▶ **Tasks**:
A – List the standard versions of the code named in the passage on internal dosimetry software.
B – Say whether each statement agrees with the passage on internal dosimetry software: (i) Taurus is the successor to IMBA^TM; (ii) the default wound retention functions in IMBA^TM are identical to those published by the NCRP; (iii) a version of Taurus with wound dosimetry functionality is already available.
C – Output the passage on internal dosimetry software from "Currently, the code" up to and including "the wound only.".

Currently, the code is available in 3 standard versions - IMBA^Lite, IMBA^Plus, and IMBA^Pro, distributed by the USNRC through the RAMP program or by UKHSA for Europe.

The advanced feature of both the IMBA^Plus and IMBA^Pro versions is the ability to deal with intakes from contaminated wounds (Figure 4). Users can choose 1 of the default wound retention categories defined in the NCRP Report 156 or enter their own values for the retention function as a sum of exponentials. The default retention functions implemented in IMBA^TM have been calculated by solving the compartmental wound model for each wound retention category. Therefore, the IMBA^TM retention functions are slightly different from those published by the NCRP⁷, which represent the retention in the wound only.

Figure 4. Interface of the wound retention model implemented in IMBA^TM.

Taurus

A new internal dosimetry software application called “Taurus” is under development by UKHSA; it is the successor to IMBA^TM, and implements the biokinetic and dosimetric methodology that underpins the ICRP OIR series of publications. Taurus combines the prospective calculation functionality from UKHSA’s PLEIADES codeReference Fell, Phipps and Smith³⁶, used to produce reference bioassay and dose data for ICRP publications, with an updated fitting module, based on the one in IMBA^TM, for retrospective calculation of intakes and doses from bioassay measurements.

A version of Taurus with wound dosimetry functionality, using the NCRP 156 wound model in conjunction with OIR methodology, is already available. Calculations can be conducted for wounds containing a mixture of 2 or more NCRP 156 material retention types; the “Linked” intake regime functionality in the software permits the fraction of each type to be fixed for data-fitting purposes, if required (Figure 5).

Figure 5. Taurus and DPlot output showing results for a simultaneous fit to wound and urine measurement data for a wound involving 2 NCRP wound model retention parameter types, Soluble “Strong” (WS) and “Fragment” (WF).

▶ **Records provided**:

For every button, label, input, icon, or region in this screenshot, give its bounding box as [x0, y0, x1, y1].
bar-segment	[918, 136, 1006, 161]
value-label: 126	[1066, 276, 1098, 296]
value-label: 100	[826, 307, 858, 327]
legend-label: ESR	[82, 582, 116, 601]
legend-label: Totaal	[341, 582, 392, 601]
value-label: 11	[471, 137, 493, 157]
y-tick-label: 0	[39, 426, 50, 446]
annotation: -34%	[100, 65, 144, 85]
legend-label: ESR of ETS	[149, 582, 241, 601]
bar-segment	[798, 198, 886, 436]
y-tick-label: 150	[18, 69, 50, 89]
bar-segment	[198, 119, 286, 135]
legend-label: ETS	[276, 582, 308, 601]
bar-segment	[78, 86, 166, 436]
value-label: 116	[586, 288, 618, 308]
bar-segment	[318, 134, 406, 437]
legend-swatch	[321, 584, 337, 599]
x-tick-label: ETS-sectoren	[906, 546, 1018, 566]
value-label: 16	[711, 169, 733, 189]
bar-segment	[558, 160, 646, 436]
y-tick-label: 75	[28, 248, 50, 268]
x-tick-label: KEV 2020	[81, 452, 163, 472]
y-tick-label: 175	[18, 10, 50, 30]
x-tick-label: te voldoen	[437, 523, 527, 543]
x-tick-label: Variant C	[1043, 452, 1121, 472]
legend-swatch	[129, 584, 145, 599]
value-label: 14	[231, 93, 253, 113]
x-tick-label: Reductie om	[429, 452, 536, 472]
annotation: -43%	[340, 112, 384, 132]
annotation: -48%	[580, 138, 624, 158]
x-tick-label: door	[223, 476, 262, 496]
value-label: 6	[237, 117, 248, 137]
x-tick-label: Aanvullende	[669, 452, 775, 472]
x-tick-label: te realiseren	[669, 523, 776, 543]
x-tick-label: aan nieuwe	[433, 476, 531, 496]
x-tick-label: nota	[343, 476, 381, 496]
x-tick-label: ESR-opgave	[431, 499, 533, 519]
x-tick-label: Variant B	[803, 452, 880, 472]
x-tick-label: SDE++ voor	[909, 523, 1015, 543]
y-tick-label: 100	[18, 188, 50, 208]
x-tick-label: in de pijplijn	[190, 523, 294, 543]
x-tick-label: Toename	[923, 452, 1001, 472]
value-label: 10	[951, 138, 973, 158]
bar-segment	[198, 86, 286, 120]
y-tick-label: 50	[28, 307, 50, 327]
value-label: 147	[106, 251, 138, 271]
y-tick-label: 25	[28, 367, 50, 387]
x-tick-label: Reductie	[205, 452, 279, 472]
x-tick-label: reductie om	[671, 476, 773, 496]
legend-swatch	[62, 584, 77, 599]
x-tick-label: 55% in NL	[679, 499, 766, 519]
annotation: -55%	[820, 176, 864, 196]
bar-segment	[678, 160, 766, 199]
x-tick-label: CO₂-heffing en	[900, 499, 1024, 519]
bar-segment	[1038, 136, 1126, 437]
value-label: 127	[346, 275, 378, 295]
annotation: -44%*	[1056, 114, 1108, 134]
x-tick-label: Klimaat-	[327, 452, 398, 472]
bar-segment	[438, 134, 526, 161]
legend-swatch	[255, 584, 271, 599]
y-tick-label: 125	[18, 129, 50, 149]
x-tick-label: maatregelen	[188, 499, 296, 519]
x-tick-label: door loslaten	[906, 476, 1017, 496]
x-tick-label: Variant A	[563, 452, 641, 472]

▶ **Answer section**:
A – IMBA^Lite, IMBA^Plus, IMBA^Pro

B –
(i) Yes: "it is the successor to IMBA^TM"
(ii) No: "the IMBA^TM retention functions are slightly different from those published by the NCRP"
(iii) Yes: "A version of Taurus with wound dosimetry functionality, using the NCRP 156 wound model in conjunction with OIR methodology, is already available."

C –
Currently, the code is available in 3 standard versions - IMBA^Lite, IMBA^Plus, and IMBA^Pro, distributed by the USNRC through the RAMP program or by UKHSA for Europe.

The advanced feature of both the IMBA^Plus and IMBA^Pro versions is the ability to deal with intakes from contaminated wounds (Figure 4). Users can choose 1 of the default wound retention categories defined in the NCRP Report 156 or enter their own values for the retention function as a sum of exponentials. The default retention functions implemented in IMBA^TM have been calculated by solving the compartmental wound model for each wound retention category. Therefore, the IMBA^TM retention functions are slightly different from those published by the NCRP⁷, which represent the retention in the wound only.